→ **THE REQUEST**
Provide the records once more, identical to the original.

→ **SOURCE RECORDS**
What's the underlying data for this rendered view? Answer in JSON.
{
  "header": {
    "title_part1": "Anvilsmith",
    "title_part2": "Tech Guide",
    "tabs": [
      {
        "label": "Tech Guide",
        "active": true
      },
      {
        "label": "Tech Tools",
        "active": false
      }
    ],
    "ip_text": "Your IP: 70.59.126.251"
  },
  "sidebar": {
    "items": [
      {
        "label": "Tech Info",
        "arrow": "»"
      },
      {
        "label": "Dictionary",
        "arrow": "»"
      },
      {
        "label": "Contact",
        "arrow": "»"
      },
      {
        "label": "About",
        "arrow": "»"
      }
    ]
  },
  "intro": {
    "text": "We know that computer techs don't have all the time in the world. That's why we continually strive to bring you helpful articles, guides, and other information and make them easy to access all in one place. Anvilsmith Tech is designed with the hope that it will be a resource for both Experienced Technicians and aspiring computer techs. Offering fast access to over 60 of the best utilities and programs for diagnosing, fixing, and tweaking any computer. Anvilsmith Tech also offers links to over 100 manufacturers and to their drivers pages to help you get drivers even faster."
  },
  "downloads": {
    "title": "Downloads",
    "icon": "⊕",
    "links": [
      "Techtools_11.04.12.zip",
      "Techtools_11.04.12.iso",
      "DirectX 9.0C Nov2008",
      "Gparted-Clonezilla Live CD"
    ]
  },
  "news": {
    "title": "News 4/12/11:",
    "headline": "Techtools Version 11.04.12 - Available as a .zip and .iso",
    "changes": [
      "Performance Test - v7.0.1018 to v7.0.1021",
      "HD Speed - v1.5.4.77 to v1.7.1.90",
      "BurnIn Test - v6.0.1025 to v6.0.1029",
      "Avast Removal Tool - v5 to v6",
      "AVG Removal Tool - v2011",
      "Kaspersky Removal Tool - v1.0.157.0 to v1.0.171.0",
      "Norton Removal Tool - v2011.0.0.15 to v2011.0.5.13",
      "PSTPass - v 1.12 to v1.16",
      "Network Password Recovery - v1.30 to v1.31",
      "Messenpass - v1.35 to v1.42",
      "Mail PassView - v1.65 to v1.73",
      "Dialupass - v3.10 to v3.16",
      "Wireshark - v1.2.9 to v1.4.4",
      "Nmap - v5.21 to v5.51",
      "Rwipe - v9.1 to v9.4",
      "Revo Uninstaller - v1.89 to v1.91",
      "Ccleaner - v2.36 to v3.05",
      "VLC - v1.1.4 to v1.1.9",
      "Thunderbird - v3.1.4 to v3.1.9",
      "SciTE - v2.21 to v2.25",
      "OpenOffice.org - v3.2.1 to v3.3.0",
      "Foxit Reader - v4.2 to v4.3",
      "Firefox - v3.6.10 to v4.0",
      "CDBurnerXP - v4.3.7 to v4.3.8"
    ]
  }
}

→ **SOLUTION TO THIS PROBLEM**
What's the underlying data for this rendered view? Answer in JSON.
{
  "header": {
    "title_part1": "Anvilsmith",
    "title_part2": "Tech Guide",
    "tabs": [
      {
        "label": "Tech Guide",
        "active": true
      },
      {
        "label": "Tech Tools",
        "active": false
      }
    ],
    "ip_text": "Your IP: 70.59.126.251"
  },
  "sidebar": {
    "items": [
      {
        "label": "Tech Info",
        "arrow": "»"
      },
      {
        "label": "Dictionary",
        "arrow": "»"
      },
      {
        "label": "Contact",
        "arrow": "»"
      },
      {
        "label": "About",
        "arrow": "»"
      }
    ]
  },
  "intro": {
    "text": "We know that computer techs don't have all the time in the world. That's why we continually strive to bring you helpful articles, guides, and other information and make them easy to access all in one place. Anvilsmith Tech is designed with the hope that it will be a resource for both Experienced Technicians and aspiring computer techs. Offering fast access to over 60 of the best utilities and programs for diagnosing, fixing, and tweaking any computer. Anvilsmith Tech also offers links to over 100 manufacturers and to their drivers pages to help you get drivers even faster."
  },
  "downloads": {
    "title": "Downloads",
    "icon": "⊕",
    "links": [
      "Techtools_11.04.12.zip",
      "Techtools_11.04.12.iso",
      "DirectX 9.0C Nov2008",
      "Gparted-Clonezilla Live CD"
    ]
  },
  "news": {
    "title": "News 4/12/11:",
    "headline": "Techtools Version 11.04.12 - Available as a .zip and .iso",
    "changes": [
      "Performance Test - v7.0.1018 to v7.0.1021",
      "HD Speed - v1.5.4.77 to v1.7.1.90",
      "BurnIn Test - v6.0.1025 to v6.0.1029",
      "Avast Removal Tool - v5 to v6",
      "AVG Removal Tool - v2011",
      "Kaspersky Removal Tool - v1.0.157.0 to v1.0.171.0",
      "Norton Removal Tool - v2011.0.0.15 to v2011.0.5.13",
      "PSTPass - v 1.12 to v1.16",
      "Network Password Recovery - v1.30 to v1.31",
      "Messenpass - v1.35 to v1.42",
      "Mail PassView - v1.65 to v1.73",
      "Dialupass - v3.10 to v3.16",
      "Wireshark - v1.2.9 to v1.4.4",
      "Nmap - v5.21 to v5.51",
      "Rwipe - v9.1 to v9.4",
      "Revo Uninstaller - v1.89 to v1.91",
      "Ccleaner - v2.36 to v3.05",
      "VLC - v1.1.4 to v1.1.9",
      "Thunderbird - v3.1.4 to v3.1.9",
      "SciTE - v2.21 to v2.25",
      "OpenOffice.org - v3.2.1 to v3.3.0",
      "Foxit Reader - v4.2 to v4.3",
      "Firefox - v3.6.10 to v4.0",
      "CDBurnerXP - v4.3.7 to v4.3.8"
    ]
  }
}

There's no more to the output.